▸ What is required
Tally the lines in the listing below that contain "candidates" and report the tally alone.

Extracted records
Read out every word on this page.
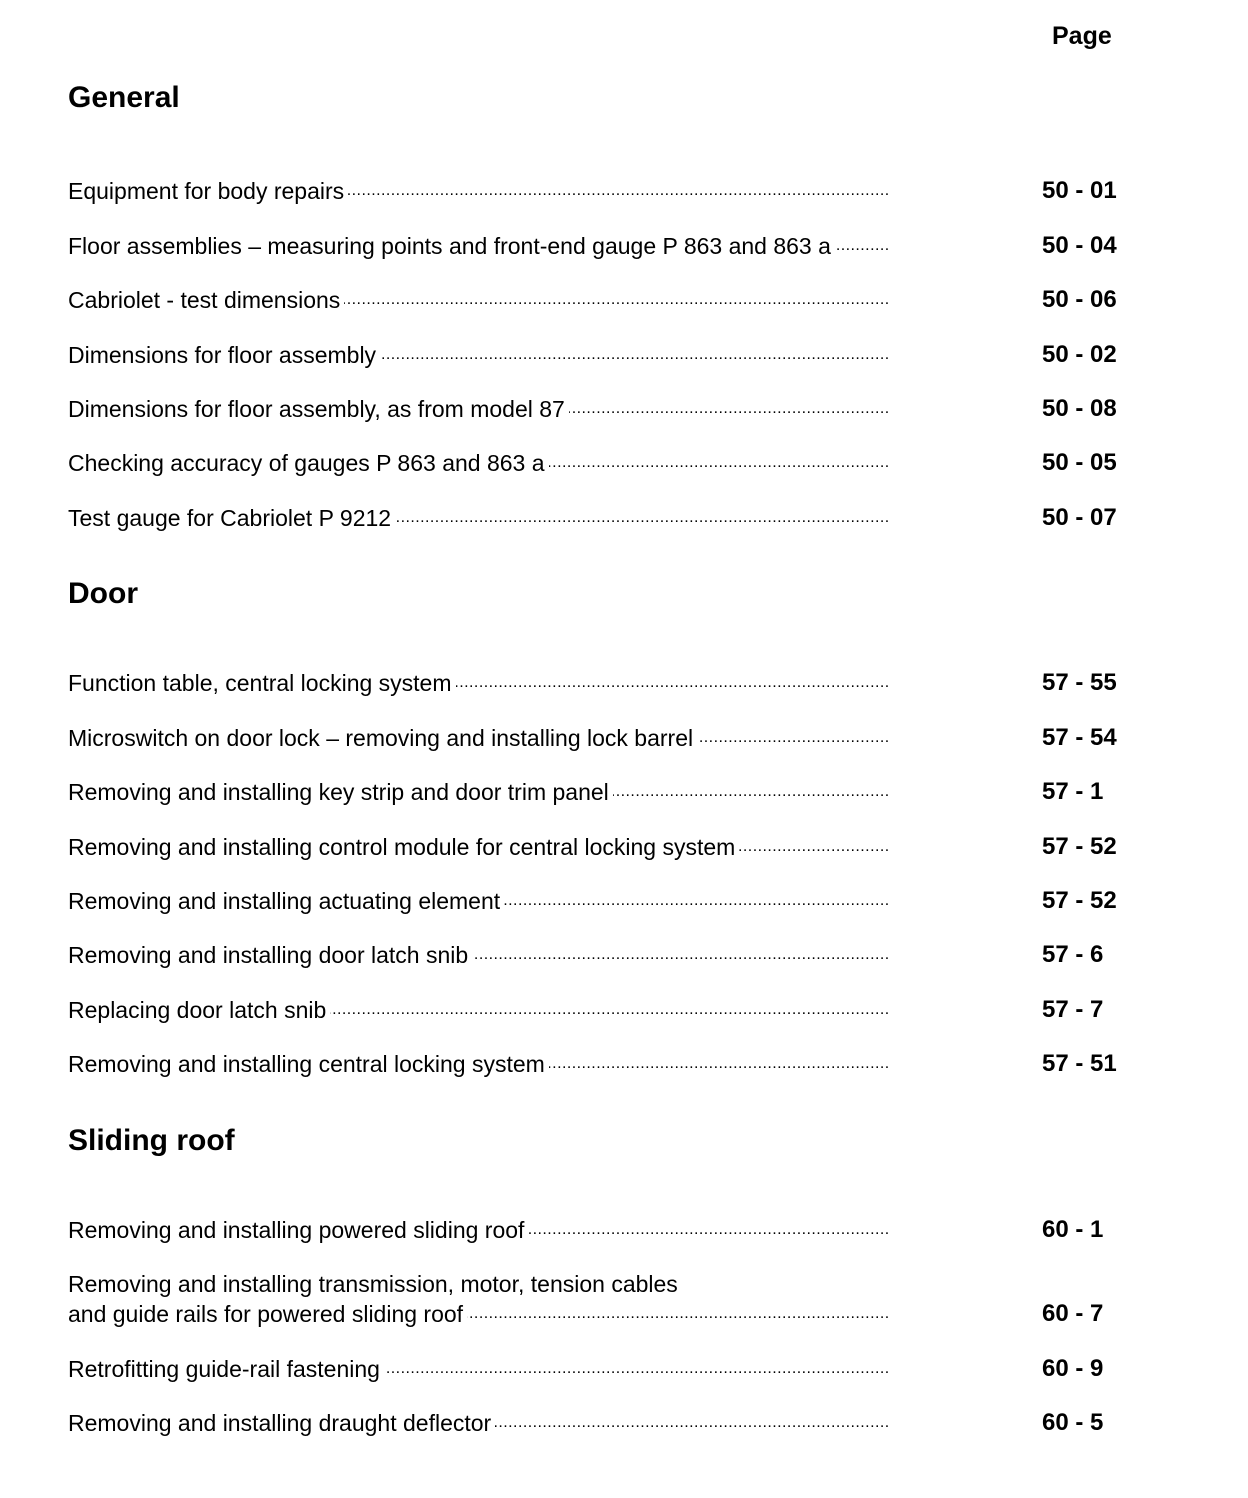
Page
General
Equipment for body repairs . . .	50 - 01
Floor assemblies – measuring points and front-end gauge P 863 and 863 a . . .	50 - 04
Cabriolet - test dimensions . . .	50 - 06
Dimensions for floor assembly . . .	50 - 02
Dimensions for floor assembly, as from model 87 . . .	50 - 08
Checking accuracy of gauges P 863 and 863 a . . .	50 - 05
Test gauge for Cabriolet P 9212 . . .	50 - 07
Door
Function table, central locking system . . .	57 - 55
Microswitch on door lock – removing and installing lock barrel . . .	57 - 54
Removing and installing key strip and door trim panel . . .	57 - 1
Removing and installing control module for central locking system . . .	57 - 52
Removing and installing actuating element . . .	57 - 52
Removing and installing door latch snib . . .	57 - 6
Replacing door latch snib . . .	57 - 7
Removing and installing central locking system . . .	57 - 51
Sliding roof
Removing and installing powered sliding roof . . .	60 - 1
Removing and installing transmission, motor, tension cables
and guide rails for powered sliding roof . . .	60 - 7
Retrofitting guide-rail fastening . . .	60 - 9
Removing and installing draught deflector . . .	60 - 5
==
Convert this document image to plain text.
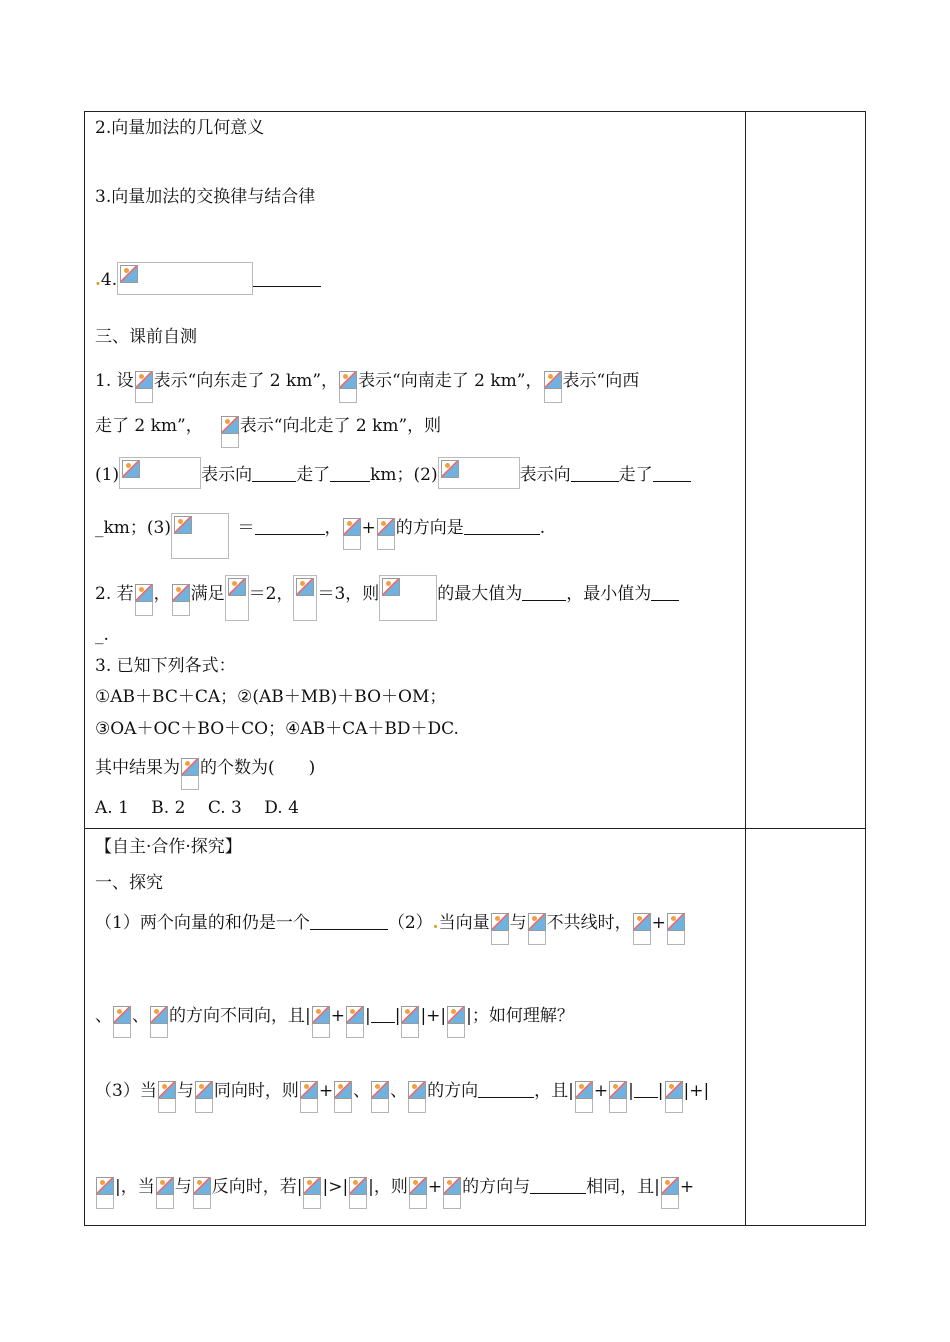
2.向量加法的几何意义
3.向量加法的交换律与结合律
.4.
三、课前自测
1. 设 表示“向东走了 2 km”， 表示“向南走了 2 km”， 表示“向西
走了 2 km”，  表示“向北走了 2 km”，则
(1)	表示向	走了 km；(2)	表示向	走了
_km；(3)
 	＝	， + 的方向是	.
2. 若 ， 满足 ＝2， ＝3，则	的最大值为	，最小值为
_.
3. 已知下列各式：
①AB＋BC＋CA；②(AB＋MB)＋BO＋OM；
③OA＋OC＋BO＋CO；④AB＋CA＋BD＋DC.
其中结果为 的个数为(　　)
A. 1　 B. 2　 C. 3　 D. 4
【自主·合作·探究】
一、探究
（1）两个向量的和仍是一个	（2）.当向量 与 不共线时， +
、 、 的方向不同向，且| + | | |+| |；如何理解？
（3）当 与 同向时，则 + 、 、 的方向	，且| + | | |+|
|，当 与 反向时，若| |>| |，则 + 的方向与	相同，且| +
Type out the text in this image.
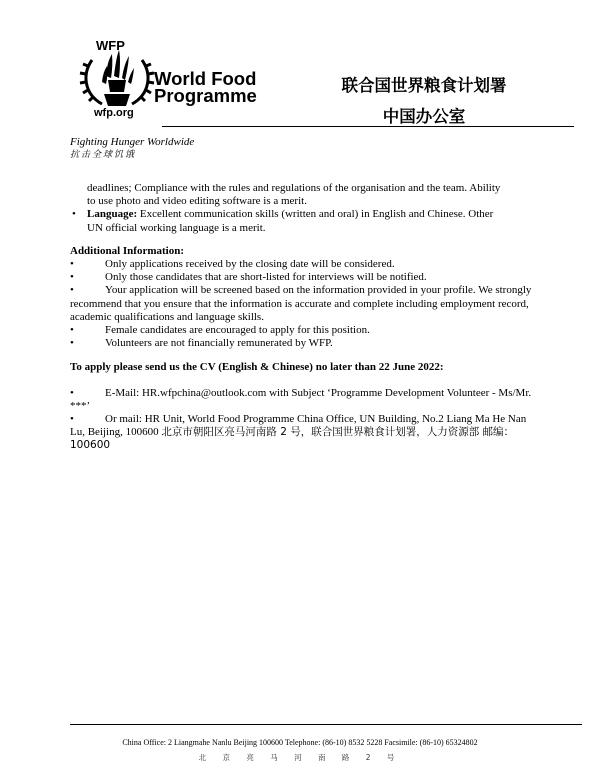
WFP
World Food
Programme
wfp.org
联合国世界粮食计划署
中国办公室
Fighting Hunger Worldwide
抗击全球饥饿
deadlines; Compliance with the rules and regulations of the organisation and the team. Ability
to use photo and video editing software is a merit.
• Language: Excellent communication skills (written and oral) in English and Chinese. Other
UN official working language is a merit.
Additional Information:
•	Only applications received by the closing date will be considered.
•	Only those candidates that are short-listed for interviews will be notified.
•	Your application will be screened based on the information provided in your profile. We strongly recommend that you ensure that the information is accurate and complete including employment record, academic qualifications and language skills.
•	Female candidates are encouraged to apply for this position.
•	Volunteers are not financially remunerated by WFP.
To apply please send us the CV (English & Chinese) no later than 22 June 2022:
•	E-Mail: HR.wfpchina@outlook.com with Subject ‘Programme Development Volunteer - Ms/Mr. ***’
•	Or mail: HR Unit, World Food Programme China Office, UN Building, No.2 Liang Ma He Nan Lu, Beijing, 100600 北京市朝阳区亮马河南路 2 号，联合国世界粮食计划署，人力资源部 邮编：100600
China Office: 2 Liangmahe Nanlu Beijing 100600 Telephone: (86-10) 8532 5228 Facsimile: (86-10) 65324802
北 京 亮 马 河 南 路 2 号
---
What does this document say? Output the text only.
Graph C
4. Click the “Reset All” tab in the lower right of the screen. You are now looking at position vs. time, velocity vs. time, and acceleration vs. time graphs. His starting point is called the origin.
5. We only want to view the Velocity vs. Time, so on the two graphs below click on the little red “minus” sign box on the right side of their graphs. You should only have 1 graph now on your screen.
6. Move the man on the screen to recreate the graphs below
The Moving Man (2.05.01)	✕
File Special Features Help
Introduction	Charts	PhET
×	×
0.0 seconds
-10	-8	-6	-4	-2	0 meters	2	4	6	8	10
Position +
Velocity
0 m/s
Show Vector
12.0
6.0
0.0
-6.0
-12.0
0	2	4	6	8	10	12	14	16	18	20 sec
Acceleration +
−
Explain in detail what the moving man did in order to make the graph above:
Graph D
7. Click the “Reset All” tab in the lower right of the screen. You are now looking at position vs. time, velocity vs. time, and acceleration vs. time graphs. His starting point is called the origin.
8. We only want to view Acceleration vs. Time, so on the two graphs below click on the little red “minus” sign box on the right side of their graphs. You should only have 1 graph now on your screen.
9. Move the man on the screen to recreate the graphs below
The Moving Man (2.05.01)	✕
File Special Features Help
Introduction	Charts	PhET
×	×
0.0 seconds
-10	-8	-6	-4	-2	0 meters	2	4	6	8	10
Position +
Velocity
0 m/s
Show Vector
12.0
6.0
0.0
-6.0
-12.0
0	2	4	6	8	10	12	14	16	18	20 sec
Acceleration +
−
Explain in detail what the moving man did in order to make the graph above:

▸ Answer to the problem
2